■ INDICACIÓN: Reúne cada línea de los registros que contenga la cadena "вытесняет", teniendo en cuenta las mayúsculas y minúsculas.
===== MATERIAL PROPORCIONADO
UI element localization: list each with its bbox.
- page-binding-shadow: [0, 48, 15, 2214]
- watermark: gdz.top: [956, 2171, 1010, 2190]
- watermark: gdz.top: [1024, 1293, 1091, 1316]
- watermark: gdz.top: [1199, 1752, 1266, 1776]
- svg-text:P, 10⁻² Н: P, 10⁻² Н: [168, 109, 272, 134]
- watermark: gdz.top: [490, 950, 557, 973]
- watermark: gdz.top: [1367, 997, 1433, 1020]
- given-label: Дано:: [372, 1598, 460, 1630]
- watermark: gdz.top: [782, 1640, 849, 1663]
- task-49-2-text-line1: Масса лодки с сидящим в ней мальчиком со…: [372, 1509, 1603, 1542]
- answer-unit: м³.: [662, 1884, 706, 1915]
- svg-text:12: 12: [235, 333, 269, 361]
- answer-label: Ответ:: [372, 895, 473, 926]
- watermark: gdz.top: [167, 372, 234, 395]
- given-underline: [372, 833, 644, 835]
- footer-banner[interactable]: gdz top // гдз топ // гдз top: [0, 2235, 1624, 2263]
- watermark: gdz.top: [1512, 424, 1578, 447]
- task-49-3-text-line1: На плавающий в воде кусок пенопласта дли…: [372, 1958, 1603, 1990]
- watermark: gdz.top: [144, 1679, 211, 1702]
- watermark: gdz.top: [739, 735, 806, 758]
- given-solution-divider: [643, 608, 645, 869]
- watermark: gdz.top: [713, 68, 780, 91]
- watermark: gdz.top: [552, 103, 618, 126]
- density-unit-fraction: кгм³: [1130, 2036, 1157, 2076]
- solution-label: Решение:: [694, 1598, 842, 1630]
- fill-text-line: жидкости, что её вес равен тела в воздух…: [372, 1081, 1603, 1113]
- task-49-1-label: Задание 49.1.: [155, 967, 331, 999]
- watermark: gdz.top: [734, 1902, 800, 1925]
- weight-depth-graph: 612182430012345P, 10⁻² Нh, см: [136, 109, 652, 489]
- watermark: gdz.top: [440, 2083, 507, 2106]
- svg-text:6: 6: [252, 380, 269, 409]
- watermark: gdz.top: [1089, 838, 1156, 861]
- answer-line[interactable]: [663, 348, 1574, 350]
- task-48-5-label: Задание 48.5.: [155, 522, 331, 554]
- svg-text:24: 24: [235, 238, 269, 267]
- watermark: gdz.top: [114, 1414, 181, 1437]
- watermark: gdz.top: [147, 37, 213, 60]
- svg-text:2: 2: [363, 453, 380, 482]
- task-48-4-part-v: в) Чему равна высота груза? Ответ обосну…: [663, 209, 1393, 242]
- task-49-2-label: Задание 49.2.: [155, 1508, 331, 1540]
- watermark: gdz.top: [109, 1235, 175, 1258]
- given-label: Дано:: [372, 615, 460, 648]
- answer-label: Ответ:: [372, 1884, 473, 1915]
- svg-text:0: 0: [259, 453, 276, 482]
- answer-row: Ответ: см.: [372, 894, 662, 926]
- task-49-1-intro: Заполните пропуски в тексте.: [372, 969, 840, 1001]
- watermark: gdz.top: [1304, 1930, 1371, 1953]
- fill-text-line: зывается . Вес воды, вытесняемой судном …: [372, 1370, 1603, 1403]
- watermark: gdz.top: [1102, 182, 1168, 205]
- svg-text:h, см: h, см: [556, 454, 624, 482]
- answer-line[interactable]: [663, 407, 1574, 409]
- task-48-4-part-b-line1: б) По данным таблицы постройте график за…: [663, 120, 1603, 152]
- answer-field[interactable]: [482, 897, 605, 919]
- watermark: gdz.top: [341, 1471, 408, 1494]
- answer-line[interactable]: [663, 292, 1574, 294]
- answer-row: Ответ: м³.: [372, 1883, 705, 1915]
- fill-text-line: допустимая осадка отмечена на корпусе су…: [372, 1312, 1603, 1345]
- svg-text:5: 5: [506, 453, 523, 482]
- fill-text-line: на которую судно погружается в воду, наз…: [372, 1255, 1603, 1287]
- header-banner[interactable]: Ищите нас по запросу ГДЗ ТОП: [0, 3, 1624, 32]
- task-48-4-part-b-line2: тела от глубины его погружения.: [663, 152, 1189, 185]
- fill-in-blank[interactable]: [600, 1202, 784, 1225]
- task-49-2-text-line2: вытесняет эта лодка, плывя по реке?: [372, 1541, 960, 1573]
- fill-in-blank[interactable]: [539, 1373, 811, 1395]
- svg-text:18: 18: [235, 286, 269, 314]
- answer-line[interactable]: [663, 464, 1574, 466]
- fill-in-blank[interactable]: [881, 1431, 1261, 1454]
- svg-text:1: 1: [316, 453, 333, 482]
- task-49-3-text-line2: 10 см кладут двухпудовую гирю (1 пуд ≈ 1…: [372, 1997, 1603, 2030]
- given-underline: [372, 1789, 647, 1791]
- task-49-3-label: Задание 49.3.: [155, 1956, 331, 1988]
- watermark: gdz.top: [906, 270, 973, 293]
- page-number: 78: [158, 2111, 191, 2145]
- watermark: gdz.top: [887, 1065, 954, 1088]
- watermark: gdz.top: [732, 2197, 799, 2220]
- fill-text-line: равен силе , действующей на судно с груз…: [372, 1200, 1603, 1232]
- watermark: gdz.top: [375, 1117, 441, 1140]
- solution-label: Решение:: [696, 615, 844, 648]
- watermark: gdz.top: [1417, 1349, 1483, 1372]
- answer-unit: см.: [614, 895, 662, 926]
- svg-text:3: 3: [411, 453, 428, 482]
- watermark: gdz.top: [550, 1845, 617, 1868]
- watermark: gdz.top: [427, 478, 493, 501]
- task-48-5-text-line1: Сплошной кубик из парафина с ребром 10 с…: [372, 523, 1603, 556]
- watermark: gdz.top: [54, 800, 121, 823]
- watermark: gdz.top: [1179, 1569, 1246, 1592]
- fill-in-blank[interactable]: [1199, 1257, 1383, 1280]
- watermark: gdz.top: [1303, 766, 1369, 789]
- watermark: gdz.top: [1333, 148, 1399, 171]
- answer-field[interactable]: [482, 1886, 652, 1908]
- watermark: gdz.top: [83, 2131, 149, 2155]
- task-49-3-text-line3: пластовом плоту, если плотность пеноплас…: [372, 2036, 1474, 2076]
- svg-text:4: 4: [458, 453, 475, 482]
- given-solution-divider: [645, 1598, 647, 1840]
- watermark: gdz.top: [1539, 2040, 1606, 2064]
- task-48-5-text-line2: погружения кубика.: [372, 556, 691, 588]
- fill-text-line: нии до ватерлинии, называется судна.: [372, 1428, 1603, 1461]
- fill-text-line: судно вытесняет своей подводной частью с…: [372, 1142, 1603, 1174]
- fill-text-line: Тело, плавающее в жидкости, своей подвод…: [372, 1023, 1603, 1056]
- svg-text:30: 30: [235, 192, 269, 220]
==========
■ SOLUCIÓN COMPLETA:
- task-49-2-text-line2: вытесняет эта лодка, плывя по реке?: [372, 1541, 960, 1573]
- fill-text-line: судно вытесняет своей подводной частью с…: [372, 1142, 1603, 1174]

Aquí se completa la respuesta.